Document page records:
%%

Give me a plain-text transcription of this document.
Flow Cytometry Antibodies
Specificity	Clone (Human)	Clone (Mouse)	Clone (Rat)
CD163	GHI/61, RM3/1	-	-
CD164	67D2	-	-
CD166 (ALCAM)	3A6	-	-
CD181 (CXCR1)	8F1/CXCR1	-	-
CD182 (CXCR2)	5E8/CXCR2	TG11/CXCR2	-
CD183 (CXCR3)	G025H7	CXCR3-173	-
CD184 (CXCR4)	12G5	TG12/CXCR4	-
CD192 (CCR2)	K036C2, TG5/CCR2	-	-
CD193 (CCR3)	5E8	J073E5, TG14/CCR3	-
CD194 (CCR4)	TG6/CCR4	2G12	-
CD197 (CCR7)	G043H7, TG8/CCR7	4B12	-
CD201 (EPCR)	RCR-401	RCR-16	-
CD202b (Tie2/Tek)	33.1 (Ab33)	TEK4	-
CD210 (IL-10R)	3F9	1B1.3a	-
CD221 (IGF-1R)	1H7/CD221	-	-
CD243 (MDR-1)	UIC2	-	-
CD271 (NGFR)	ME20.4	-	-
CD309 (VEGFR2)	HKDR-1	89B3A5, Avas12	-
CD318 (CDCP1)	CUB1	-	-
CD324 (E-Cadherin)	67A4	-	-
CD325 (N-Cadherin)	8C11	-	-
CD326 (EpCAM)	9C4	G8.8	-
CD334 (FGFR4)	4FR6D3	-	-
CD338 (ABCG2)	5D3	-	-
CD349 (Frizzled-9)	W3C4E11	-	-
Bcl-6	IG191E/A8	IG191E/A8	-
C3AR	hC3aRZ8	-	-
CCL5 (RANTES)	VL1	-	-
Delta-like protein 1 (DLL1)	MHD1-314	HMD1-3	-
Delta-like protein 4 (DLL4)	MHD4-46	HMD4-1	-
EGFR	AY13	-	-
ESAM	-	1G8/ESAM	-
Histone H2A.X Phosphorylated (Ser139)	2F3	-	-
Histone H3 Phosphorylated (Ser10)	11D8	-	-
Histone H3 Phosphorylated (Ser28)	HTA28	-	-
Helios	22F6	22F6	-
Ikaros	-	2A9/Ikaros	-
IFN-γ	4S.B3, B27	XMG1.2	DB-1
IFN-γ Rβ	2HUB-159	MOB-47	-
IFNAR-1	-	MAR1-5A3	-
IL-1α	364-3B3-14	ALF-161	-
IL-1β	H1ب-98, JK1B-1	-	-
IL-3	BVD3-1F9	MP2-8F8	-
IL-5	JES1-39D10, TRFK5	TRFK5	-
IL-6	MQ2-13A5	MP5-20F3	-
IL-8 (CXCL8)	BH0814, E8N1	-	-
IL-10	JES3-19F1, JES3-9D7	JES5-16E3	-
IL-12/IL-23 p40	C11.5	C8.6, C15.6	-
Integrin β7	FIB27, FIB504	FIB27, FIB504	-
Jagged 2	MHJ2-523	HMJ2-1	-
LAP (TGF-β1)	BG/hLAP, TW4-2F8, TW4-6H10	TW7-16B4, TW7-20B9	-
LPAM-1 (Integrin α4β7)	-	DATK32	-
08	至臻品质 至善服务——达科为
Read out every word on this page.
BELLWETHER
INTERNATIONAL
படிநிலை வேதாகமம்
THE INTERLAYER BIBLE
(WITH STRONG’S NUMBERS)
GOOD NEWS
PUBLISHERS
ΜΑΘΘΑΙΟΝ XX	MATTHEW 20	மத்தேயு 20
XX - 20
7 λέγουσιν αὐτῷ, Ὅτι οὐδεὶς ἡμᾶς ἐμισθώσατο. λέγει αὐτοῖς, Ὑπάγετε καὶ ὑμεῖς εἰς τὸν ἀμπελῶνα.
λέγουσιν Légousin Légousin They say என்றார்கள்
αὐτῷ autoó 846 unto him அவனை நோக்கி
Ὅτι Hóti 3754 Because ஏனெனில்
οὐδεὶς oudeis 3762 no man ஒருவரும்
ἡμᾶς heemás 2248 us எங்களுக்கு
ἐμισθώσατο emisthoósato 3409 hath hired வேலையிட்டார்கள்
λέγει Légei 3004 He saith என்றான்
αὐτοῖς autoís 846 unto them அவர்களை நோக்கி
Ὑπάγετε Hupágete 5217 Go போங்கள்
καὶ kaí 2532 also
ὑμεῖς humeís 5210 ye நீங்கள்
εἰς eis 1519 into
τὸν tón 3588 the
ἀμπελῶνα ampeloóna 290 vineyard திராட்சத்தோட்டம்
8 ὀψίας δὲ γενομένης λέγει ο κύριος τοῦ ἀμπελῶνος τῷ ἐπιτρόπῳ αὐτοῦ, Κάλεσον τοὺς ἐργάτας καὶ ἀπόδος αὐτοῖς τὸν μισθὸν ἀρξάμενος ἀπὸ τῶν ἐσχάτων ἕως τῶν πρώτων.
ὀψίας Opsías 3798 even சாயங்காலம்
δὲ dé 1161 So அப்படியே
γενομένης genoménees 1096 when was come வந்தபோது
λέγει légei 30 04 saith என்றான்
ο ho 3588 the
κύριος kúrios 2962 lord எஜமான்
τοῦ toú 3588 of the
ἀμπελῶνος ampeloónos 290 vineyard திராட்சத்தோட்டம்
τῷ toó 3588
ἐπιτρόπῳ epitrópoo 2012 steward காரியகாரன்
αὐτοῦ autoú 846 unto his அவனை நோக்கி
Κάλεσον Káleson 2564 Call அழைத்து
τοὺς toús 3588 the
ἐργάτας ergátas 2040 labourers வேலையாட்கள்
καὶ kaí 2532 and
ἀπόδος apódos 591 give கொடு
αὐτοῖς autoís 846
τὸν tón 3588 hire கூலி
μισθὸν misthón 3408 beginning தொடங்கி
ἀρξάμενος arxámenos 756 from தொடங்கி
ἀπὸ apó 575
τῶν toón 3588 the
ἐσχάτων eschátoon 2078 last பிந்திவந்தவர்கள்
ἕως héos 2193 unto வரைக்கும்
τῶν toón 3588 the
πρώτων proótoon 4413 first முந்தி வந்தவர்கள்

%%

Exercise description: Write every record out again, unaltered.

Reply to the exercise:
Give me a plain-text transcription of this document.
Flow Cytometry Antibodies
Specificity	Clone (Human)	Clone (Mouse)	Clone (Rat)
CD163	GHI/61, RM3/1	-	-
CD164	67D2	-	-
CD166 (ALCAM)	3A6	-	-
CD181 (CXCR1)	8F1/CXCR1	-	-
CD182 (CXCR2)	5E8/CXCR2	TG11/CXCR2	-
CD183 (CXCR3)	G025H7	CXCR3-173	-
CD184 (CXCR4)	12G5	TG12/CXCR4	-
CD192 (CCR2)	K036C2, TG5/CCR2	-	-
CD193 (CCR3)	5E8	J073E5, TG14/CCR3	-
CD194 (CCR4)	TG6/CCR4	2G12	-
CD197 (CCR7)	G043H7, TG8/CCR7	4B12	-
CD201 (EPCR)	RCR-401	RCR-16	-
CD202b (Tie2/Tek)	33.1 (Ab33)	TEK4	-
CD210 (IL-10R)	3F9	1B1.3a	-
CD221 (IGF-1R)	1H7/CD221	-	-
CD243 (MDR-1)	UIC2	-	-
CD271 (NGFR)	ME20.4	-	-
CD309 (VEGFR2)	HKDR-1	89B3A5, Avas12	-
CD318 (CDCP1)	CUB1	-	-
CD324 (E-Cadherin)	67A4	-	-
CD325 (N-Cadherin)	8C11	-	-
CD326 (EpCAM)	9C4	G8.8	-
CD334 (FGFR4)	4FR6D3	-	-
CD338 (ABCG2)	5D3	-	-
CD349 (Frizzled-9)	W3C4E11	-	-
Bcl-6	IG191E/A8	IG191E/A8	-
C3AR	hC3aRZ8	-	-
CCL5 (RANTES)	VL1	-	-
Delta-like protein 1 (DLL1)	MHD1-314	HMD1-3	-
Delta-like protein 4 (DLL4)	MHD4-46	HMD4-1	-
EGFR	AY13	-	-
ESAM	-	1G8/ESAM	-
Histone H2A.X Phosphorylated (Ser139)	2F3	-	-
Histone H3 Phosphorylated (Ser10)	11D8	-	-
Histone H3 Phosphorylated (Ser28)	HTA28	-	-
Helios	22F6	22F6	-
Ikaros	-	2A9/Ikaros	-
IFN-γ	4S.B3, B27	XMG1.2	DB-1
IFN-γ Rβ	2HUB-159	MOB-47	-
IFNAR-1	-	MAR1-5A3	-
IL-1α	364-3B3-14	ALF-161	-
IL-1β	H1ب-98, JK1B-1	-	-
IL-3	BVD3-1F9	MP2-8F8	-
IL-5	JES1-39D10, TRFK5	TRFK5	-
IL-6	MQ2-13A5	MP5-20F3	-
IL-8 (CXCL8)	BH0814, E8N1	-	-
IL-10	JES3-19F1, JES3-9D7	JES5-16E3	-
IL-12/IL-23 p40	C11.5	C8.6, C15.6	-
Integrin β7	FIB27, FIB504	FIB27, FIB504	-
Jagged 2	MHJ2-523	HMJ2-1	-
LAP (TGF-β1)	BG/hLAP, TW4-2F8, TW4-6H10	TW7-16B4, TW7-20B9	-
LPAM-1 (Integrin α4β7)	-	DATK32	-
08	至臻品质 至善服务——达科为
Read out every word on this page.
BELLWETHER
INTERNATIONAL
படிநிலை வேதாகமம்
THE INTERLAYER BIBLE
(WITH STRONG’S NUMBERS)
GOOD NEWS
PUBLISHERS
ΜΑΘΘΑΙΟΝ XX	MATTHEW 20	மத்தேயு 20
XX - 20
7 λέγουσιν αὐτῷ, Ὅτι οὐδεὶς ἡμᾶς ἐμισθώσατο. λέγει αὐτοῖς, Ὑπάγετε καὶ ὑμεῖς εἰς τὸν ἀμπελῶνα.
λέγουσιν Légousin Légousin They say என்றார்கள்
αὐτῷ autoó 846 unto him அவனை நோக்கி
Ὅτι Hóti 3754 Because ஏனெனில்
οὐδεὶς oudeis 3762 no man ஒருவரும்
ἡμᾶς heemás 2248 us எங்களுக்கு
ἐμισθώσατο emisthoósato 3409 hath hired வேலையிட்டார்கள்
λέγει Légei 3004 He saith என்றான்
αὐτοῖς autoís 846 unto them அவர்களை நோக்கி
Ὑπάγετε Hupágete 5217 Go போங்கள்
καὶ kaí 2532 also
ὑμεῖς humeís 5210 ye நீங்கள்
εἰς eis 1519 into
τὸν tón 3588 the
ἀμπελῶνα ampeloóna 290 vineyard திராட்சத்தோட்டம்
8 ὀψίας δὲ γενομένης λέγει ο κύριος τοῦ ἀμπελῶνος τῷ ἐπιτρόπῳ αὐτοῦ, Κάλεσον τοὺς ἐργάτας καὶ ἀπόδος αὐτοῖς τὸν μισθὸν ἀρξάμενος ἀπὸ τῶν ἐσχάτων ἕως τῶν πρώτων.
ὀψίας Opsías 3798 even சாயங்காலம்
δὲ dé 1161 So அப்படியே
γενομένης genoménees 1096 when was come வந்தபோது
λέγει légei 30 04 saith என்றான்
ο ho 3588 the
κύριος kúrios 2962 lord எஜமான்
τοῦ toú 3588 of the
ἀμπελῶνος ampeloónos 290 vineyard திராட்சத்தோட்டம்
τῷ toó 3588
ἐπιτρόπῳ epitrópoo 2012 steward காரியகாரன்
αὐτοῦ autoú 846 unto his அவனை நோக்கி
Κάλεσον Káleson 2564 Call அழைத்து
τοὺς toús 3588 the
ἐργάτας ergátas 2040 labourers வேலையாட்கள்
καὶ kaí 2532 and
ἀπόδος apódos 591 give கொடு
αὐτοῖς autoís 846
τὸν tón 3588 hire கூலி
μισθὸν misthón 3408 beginning தொடங்கி
ἀρξάμενος arxámenos 756 from தொடங்கி
ἀπὸ apó 575
τῶν toón 3588 the
ἐσχάτων eschátoon 2078 last பிந்திவந்தவர்கள்
ἕως héos 2193 unto வரைக்கும்
τῶν toón 3588 the
πρώτων proótoon 4413 first முந்தி வந்தவர்கள்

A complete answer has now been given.